----- BLOC DE TEXTE

La définition du capital selon Thomas Piketty : la fin de la lutte des classes

Selon Piketty, le capital a donc existé dans toutes les civilisations et remonte à la préhistoire… Pour lui un outil préhistorique en silex, une caverne, une usine d’assemblage d’ordinateurs seraient des capitaux et si on croit son conte pour enfants, l’accumulation « capitalistique » remonterait même au rassemblement de plusieurs silex percutés et taillés…
Cette description faussée de l’histoire, chère aux classes dominantes, est destinée à cacher la spécificité historique du capital, sa genèse, la manière dont il est reproduit, dont il est accumulé, à quelle classe il appartient, à quelles relations sociales et à quels rapports de propriété il correspond. Les exemples de capitaux de Piketty ne sont destinés qu’à masquer la réalité et à empêcher la compréhension de sa nature intrinsèque.

----------

• _ACTIONS À MENER_
- 1) Relevez dans le bloc de texte chacun des objets que Piketty considérerait comme des capitaux.
- 2) D'après le bloc de texte, à qui la description faussée de l'histoire est-elle chère ?
- 3) Traduisez en anglais la phrase suivante du bloc de texte : « Selon Piketty, le capital a donc existé dans toutes les civilisations et remonte à la préhistoire… »
Les lignes qui suivent forment un matériau distinct du bloc de texte.

----- DONNÉES À EXAMINER

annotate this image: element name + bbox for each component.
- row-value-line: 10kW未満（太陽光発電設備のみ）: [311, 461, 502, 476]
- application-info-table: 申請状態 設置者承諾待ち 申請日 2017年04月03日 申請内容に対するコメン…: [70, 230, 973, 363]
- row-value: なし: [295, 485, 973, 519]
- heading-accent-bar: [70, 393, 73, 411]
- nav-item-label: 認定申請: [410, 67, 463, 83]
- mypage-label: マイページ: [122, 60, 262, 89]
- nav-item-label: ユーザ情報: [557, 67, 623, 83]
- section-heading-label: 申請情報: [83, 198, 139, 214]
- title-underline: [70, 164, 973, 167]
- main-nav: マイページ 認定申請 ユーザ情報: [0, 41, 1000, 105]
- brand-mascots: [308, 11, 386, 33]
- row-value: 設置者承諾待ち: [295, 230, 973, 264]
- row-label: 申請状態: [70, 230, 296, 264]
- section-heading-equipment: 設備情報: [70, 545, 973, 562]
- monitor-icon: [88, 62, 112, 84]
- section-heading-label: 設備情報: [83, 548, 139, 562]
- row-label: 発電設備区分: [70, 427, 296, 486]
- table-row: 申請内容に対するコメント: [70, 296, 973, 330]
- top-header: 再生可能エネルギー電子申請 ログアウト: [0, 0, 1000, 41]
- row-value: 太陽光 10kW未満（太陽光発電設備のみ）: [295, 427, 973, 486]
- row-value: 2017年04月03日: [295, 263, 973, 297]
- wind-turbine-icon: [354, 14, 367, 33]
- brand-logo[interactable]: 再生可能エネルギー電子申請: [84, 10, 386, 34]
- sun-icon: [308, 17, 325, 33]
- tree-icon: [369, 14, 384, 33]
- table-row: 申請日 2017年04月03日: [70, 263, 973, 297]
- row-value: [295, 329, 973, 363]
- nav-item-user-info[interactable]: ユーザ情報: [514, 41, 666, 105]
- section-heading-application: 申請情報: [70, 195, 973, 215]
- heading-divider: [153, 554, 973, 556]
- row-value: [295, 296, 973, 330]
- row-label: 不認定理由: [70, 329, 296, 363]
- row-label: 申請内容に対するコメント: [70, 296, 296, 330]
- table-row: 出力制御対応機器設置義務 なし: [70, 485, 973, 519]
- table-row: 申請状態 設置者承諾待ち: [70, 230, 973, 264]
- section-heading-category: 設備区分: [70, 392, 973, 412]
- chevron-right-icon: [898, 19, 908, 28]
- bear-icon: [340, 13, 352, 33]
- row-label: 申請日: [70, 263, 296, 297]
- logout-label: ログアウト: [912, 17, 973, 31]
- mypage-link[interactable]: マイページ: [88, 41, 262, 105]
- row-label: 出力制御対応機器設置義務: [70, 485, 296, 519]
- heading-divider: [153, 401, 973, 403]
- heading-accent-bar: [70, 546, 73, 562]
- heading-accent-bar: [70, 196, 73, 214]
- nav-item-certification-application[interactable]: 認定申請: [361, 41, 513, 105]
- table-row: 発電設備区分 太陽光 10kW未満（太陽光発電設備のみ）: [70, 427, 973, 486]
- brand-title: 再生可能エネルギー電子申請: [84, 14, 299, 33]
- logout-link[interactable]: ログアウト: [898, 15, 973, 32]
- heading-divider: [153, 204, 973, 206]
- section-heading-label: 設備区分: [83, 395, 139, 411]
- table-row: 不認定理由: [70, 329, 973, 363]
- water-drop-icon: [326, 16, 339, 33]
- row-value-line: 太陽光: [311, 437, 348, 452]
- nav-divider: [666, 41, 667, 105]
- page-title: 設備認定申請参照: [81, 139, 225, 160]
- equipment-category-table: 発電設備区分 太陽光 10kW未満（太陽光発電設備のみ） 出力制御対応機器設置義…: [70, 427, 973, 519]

----------

• _RÉSULTATS DES CONSIGNES_
- 1)
- un outil préhistorique en silex
- une caverne
- une usine d'assemblage d'ordinateurs

- 2) Aux classes dominantes.

- 3) According to Piketty, capital has therefore existed in all civilizations and goes back to prehistory…